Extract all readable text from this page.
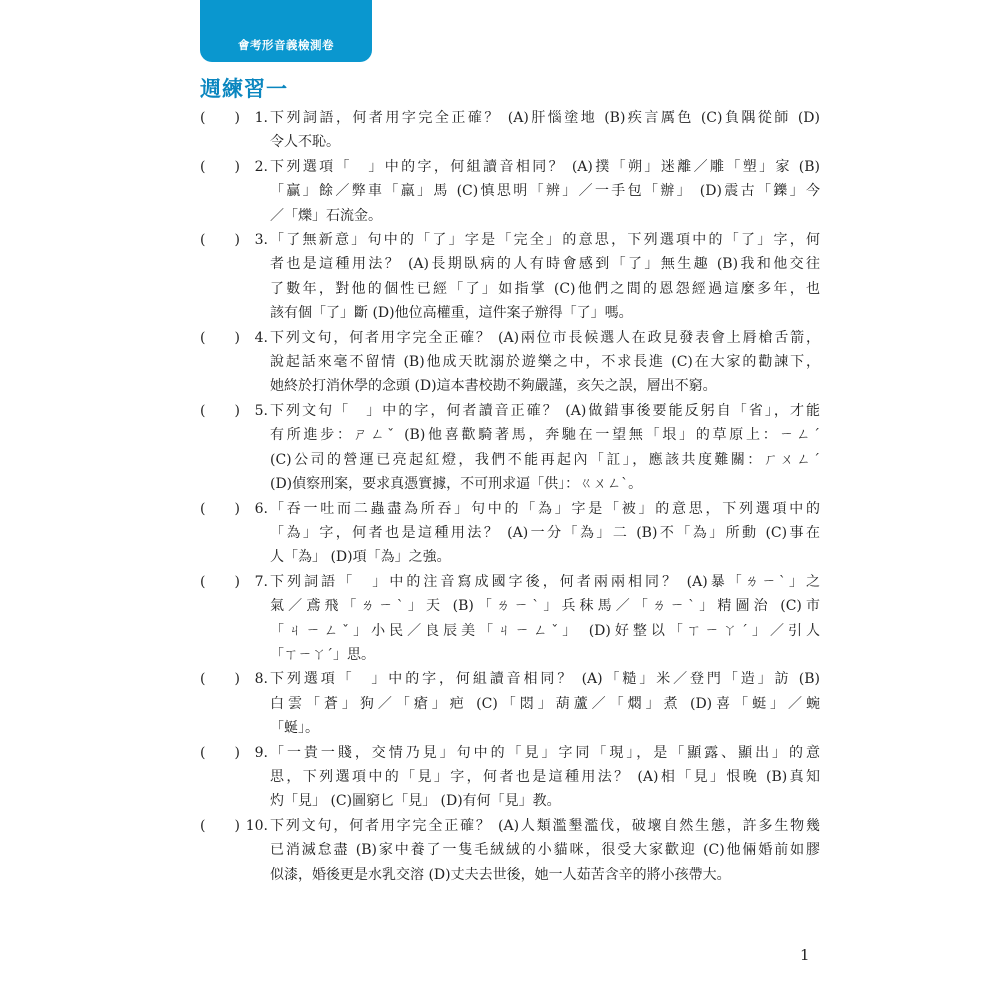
會考形音義檢測卷
週練習一
( )	1. 下列詞語，何者用字完全正確？ (A)肝惱塗地 (B)疾言厲色 (C)負隅從師 (D)
令人不恥。
( )	2. 下列選項「　」中的字，何組讀音相同？ (A)撲「朔」迷離／雕「塑」家 (B)
「贏」餘／弊車「羸」馬 (C)慎思明「辨」／一手包「辦」 (D)震古「鑠」今
／「爍」石流金。
( )	3. 「了無新意」句中的「了」字是「完全」的意思，下列選項中的「了」字，何
者也是這種用法？ (A)長期臥病的人有時會感到「了」無生趣 (B)我和他交往
了數年，對他的個性已經「了」如指掌 (C)他們之間的恩怨經過這麼多年，也
該有個「了」斷 (D)他位高權重，這件案子辦得「了」嗎。
( )	4. 下列文句，何者用字完全正確？ (A)兩位市長候選人在政見發表會上脣槍舌箭，
說起話來毫不留情 (B)他成天眈溺於遊樂之中，不求長進 (C)在大家的勸諫下，
她終於打消休學的念頭 (D)這本書校勘不夠嚴謹，亥矢之誤，層出不窮。
( )	5. 下列文句「　」中的字，何者讀音正確？ (A)做錯事後要能反躬自「省」，才能
有所進步：ㄕㄥˇ (B)他喜歡騎著馬，奔馳在一望無「垠」的草原上：ㄧㄥˊ
(C)公司的營運已亮起紅燈，我們不能再起內「訌」，應該共度難關：ㄏㄨㄥˊ
(D)偵察刑案，要求真憑實據，不可刑求逼「供」：ㄍㄨㄥˋ。
( )	6. 「吞一吐而二蟲盡為所吞」句中的「為」字是「被」的意思，下列選項中的
「為」字，何者也是這種用法？ (A)一分「為」二 (B)不「為」所動 (C)事在
人「為」 (D)項「為」之強。
( )	7. 下列詞語「　」中的注音寫成國字後，何者兩兩相同？ (A)暴「ㄌㄧˋ」之
氣／鳶飛「ㄌㄧˋ」天 (B)「ㄌㄧˋ」兵秣馬／「ㄌㄧˋ」精圖治 (C)市
「ㄐㄧㄥˇ」小民／良辰美「ㄐㄧㄥˇ」 (D)好整以「ㄒㄧㄚˊ」／引人
「ㄒㄧㄚˊ」思。
( )	8. 下列選項「　」中的字，何組讀音相同？ (A)「糙」米／登門「造」訪 (B)
白雲「蒼」狗／「瘡」疤 (C)「悶」葫蘆／「燜」煮 (D)喜「蜓」／蜿
「蜒」。
( )	9. 「一貴一賤，交情乃見」句中的「見」字同「現」，是「顯露、顯出」的意
思，下列選項中的「見」字，何者也是這種用法？ (A)相「見」恨晚 (B)真知
灼「見」 (C)圖窮匕「見」 (D)有何「見」教。
( ) 10. 下列文句，何者用字完全正確？ (A)人類濫墾濫伐，破壞自然生態，許多生物幾
已消滅怠盡 (B)家中養了一隻毛絨絨的小貓咪，很受大家歡迎 (C)他倆婚前如膠
似漆，婚後更是水乳交溶 (D)丈夫去世後，她一人茹苦含辛的將小孩帶大。
1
·····
■ EXERCISE AIM ■
Copy out all lines that carry the word "何者用字完全正確".

■ ANSWER TO THE TASK ■
( )	1. 下列詞語，何者用字完全正確？ (A)肝惱塗地 (B)疾言厲色 (C)負隅從師 (D)
( )	4. 下列文句，何者用字完全正確？ (A)兩位市長候選人在政見發表會上脣槍舌箭，
( ) 10. 下列文句，何者用字完全正確？ (A)人類濫墾濫伐，破壞自然生態，許多生物幾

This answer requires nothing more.